__EXTRACTED MATERIAL__.
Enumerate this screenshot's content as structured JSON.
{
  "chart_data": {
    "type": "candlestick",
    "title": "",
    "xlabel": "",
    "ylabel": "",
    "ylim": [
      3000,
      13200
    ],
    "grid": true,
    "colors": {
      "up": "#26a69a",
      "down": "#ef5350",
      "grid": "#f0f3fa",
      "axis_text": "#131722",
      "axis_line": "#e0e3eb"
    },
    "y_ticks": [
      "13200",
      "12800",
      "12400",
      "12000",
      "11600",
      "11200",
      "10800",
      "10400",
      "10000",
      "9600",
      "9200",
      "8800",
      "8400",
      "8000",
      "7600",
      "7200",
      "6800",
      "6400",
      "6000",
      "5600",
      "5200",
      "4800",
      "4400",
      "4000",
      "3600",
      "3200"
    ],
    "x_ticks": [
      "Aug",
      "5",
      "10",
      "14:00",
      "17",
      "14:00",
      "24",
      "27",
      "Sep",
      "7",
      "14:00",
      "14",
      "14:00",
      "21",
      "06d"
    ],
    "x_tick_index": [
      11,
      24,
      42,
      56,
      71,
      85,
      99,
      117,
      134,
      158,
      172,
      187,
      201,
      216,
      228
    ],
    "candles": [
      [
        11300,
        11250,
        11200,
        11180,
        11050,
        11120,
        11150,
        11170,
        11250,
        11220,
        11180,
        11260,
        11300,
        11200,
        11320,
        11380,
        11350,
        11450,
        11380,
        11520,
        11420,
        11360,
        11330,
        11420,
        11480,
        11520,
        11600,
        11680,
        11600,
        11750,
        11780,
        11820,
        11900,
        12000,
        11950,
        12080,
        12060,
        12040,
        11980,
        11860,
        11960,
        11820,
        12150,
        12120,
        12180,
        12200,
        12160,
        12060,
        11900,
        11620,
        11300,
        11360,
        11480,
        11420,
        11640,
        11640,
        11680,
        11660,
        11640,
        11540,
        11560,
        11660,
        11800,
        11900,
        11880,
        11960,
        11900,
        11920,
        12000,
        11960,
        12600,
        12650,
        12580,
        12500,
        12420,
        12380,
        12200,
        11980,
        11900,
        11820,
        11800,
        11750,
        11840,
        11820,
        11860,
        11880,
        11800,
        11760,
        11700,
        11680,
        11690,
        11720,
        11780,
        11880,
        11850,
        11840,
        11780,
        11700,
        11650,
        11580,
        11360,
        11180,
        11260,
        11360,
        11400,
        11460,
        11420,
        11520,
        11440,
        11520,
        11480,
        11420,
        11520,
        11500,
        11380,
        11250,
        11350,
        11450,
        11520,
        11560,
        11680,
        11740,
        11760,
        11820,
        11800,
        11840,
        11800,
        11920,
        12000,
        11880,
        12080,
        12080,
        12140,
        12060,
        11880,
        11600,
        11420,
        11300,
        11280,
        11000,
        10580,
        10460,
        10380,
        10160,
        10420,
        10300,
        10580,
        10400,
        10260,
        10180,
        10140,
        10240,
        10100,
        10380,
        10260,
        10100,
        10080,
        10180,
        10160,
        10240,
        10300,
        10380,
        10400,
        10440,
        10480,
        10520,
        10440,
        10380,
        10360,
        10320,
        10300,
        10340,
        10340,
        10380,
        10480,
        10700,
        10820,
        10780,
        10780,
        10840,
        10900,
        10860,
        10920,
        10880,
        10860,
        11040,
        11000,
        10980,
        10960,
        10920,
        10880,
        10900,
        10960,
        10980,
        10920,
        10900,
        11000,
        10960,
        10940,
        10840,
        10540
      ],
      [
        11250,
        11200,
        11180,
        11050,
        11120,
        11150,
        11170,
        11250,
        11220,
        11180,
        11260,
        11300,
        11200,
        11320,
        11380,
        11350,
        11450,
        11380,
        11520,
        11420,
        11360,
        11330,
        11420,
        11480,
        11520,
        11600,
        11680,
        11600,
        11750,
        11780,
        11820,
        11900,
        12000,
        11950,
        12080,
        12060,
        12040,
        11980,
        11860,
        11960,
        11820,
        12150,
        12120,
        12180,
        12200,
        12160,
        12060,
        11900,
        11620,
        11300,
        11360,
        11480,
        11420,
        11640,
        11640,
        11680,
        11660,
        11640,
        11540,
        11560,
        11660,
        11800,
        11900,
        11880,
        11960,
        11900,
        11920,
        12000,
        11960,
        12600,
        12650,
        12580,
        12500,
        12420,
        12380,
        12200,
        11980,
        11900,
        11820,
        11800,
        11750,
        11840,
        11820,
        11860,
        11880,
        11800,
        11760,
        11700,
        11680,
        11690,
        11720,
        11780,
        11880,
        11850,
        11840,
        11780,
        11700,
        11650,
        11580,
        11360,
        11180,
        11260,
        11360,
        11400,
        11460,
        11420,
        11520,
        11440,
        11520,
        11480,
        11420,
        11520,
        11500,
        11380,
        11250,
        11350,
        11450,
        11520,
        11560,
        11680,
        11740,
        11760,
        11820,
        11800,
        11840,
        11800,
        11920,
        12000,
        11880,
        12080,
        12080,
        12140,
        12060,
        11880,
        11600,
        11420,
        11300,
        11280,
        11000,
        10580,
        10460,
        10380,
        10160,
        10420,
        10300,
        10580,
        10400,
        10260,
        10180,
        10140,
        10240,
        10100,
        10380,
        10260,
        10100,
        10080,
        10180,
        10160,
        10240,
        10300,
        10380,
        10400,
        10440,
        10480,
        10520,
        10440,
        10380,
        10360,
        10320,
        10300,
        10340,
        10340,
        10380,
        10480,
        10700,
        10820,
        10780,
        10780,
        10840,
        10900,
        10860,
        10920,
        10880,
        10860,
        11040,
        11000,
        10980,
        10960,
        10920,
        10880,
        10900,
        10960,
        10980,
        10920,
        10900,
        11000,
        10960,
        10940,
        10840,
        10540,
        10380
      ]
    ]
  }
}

__REQUIRED WORK__.
Output every record above exactly as it appears.

__SOLUTION TO THE EXERCISE__.
Enumerate this screenshot's content as structured JSON.
{
  "chart_data": {
    "type": "candlestick",
    "title": "",
    "xlabel": "",
    "ylabel": "",
    "ylim": [
      3000,
      13200
    ],
    "grid": true,
    "colors": {
      "up": "#26a69a",
      "down": "#ef5350",
      "grid": "#f0f3fa",
      "axis_text": "#131722",
      "axis_line": "#e0e3eb"
    },
    "y_ticks": [
      "13200",
      "12800",
      "12400",
      "12000",
      "11600",
      "11200",
      "10800",
      "10400",
      "10000",
      "9600",
      "9200",
      "8800",
      "8400",
      "8000",
      "7600",
      "7200",
      "6800",
      "6400",
      "6000",
      "5600",
      "5200",
      "4800",
      "4400",
      "4000",
      "3600",
      "3200"
    ],
    "x_ticks": [
      "Aug",
      "5",
      "10",
      "14:00",
      "17",
      "14:00",
      "24",
      "27",
      "Sep",
      "7",
      "14:00",
      "14",
      "14:00",
      "21",
      "06d"
    ],
    "x_tick_index": [
      11,
      24,
      42,
      56,
      71,
      85,
      99,
      117,
      134,
      158,
      172,
      187,
      201,
      216,
      228
    ],
    "candles": [
      [
        11300,
        11250,
        11200,
        11180,
        11050,
        11120,
        11150,
        11170,
        11250,
        11220,
        11180,
        11260,
        11300,
        11200,
        11320,
        11380,
        11350,
        11450,
        11380,
        11520,
        11420,
        11360,
        11330,
        11420,
        11480,
        11520,
        11600,
        11680,
        11600,
        11750,
        11780,
        11820,
        11900,
        12000,
        11950,
        12080,
        12060,
        12040,
        11980,
        11860,
        11960,
        11820,
        12150,
        12120,
        12180,
        12200,
        12160,
        12060,
        11900,
        11620,
        11300,
        11360,
        11480,
        11420,
        11640,
        11640,
        11680,
        11660,
        11640,
        11540,
        11560,
        11660,
        11800,
        11900,
        11880,
        11960,
        11900,
        11920,
        12000,
        11960,
        12600,
        12650,
        12580,
        12500,
        12420,
        12380,
        12200,
        11980,
        11900,
        11820,
        11800,
        11750,
        11840,
        11820,
        11860,
        11880,
        11800,
        11760,
        11700,
        11680,
        11690,
        11720,
        11780,
        11880,
        11850,
        11840,
        11780,
        11700,
        11650,
        11580,
        11360,
        11180,
        11260,
        11360,
        11400,
        11460,
        11420,
        11520,
        11440,
        11520,
        11480,
        11420,
        11520,
        11500,
        11380,
        11250,
        11350,
        11450,
        11520,
        11560,
        11680,
        11740,
        11760,
        11820,
        11800,
        11840,
        11800,
        11920,
        12000,
        11880,
        12080,
        12080,
        12140,
        12060,
        11880,
        11600,
        11420,
        11300,
        11280,
        11000,
        10580,
        10460,
        10380,
        10160,
        10420,
        10300,
        10580,
        10400,
        10260,
        10180,
        10140,
        10240,
        10100,
        10380,
        10260,
        10100,
        10080,
        10180,
        10160,
        10240,
        10300,
        10380,
        10400,
        10440,
        10480,
        10520,
        10440,
        10380,
        10360,
        10320,
        10300,
        10340,
        10340,
        10380,
        10480,
        10700,
        10820,
        10780,
        10780,
        10840,
        10900,
        10860,
        10920,
        10880,
        10860,
        11040,
        11000,
        10980,
        10960,
        10920,
        10880,
        10900,
        10960,
        10980,
        10920,
        10900,
        11000,
        10960,
        10940,
        10840,
        10540
      ],
      [
        11250,
        11200,
        11180,
        11050,
        11120,
        11150,
        11170,
        11250,
        11220,
        11180,
        11260,
        11300,
        11200,
        11320,
        11380,
        11350,
        11450,
        11380,
        11520,
        11420,
        11360,
        11330,
        11420,
        11480,
        11520,
        11600,
        11680,
        11600,
        11750,
        11780,
        11820,
        11900,
        12000,
        11950,
        12080,
        12060,
        12040,
        11980,
        11860,
        11960,
        11820,
        12150,
        12120,
        12180,
        12200,
        12160,
        12060,
        11900,
        11620,
        11300,
        11360,
        11480,
        11420,
        11640,
        11640,
        11680,
        11660,
        11640,
        11540,
        11560,
        11660,
        11800,
        11900,
        11880,
        11960,
        11900,
        11920,
        12000,
        11960,
        12600,
        12650,
        12580,
        12500,
        12420,
        12380,
        12200,
        11980,
        11900,
        11820,
        11800,
        11750,
        11840,
        11820,
        11860,
        11880,
        11800,
        11760,
        11700,
        11680,
        11690,
        11720,
        11780,
        11880,
        11850,
        11840,
        11780,
        11700,
        11650,
        11580,
        11360,
        11180,
        11260,
        11360,
        11400,
        11460,
        11420,
        11520,
        11440,
        11520,
        11480,
        11420,
        11520,
        11500,
        11380,
        11250,
        11350,
        11450,
        11520,
        11560,
        11680,
        11740,
        11760,
        11820,
        11800,
        11840,
        11800,
        11920,
        12000,
        11880,
        12080,
        12080,
        12140,
        12060,
        11880,
        11600,
        11420,
        11300,
        11280,
        11000,
        10580,
        10460,
        10380,
        10160,
        10420,
        10300,
        10580,
        10400,
        10260,
        10180,
        10140,
        10240,
        10100,
        10380,
        10260,
        10100,
        10080,
        10180,
        10160,
        10240,
        10300,
        10380,
        10400,
        10440,
        10480,
        10520,
        10440,
        10380,
        10360,
        10320,
        10300,
        10340,
        10340,
        10380,
        10480,
        10700,
        10820,
        10780,
        10780,
        10840,
        10900,
        10860,
        10920,
        10880,
        10860,
        11040,
        11000,
        10980,
        10960,
        10920,
        10880,
        10900,
        10960,
        10980,
        10920,
        10900,
        11000,
        10960,
        10940,
        10840,
        10540,
        10380
      ]
    ]
  }
}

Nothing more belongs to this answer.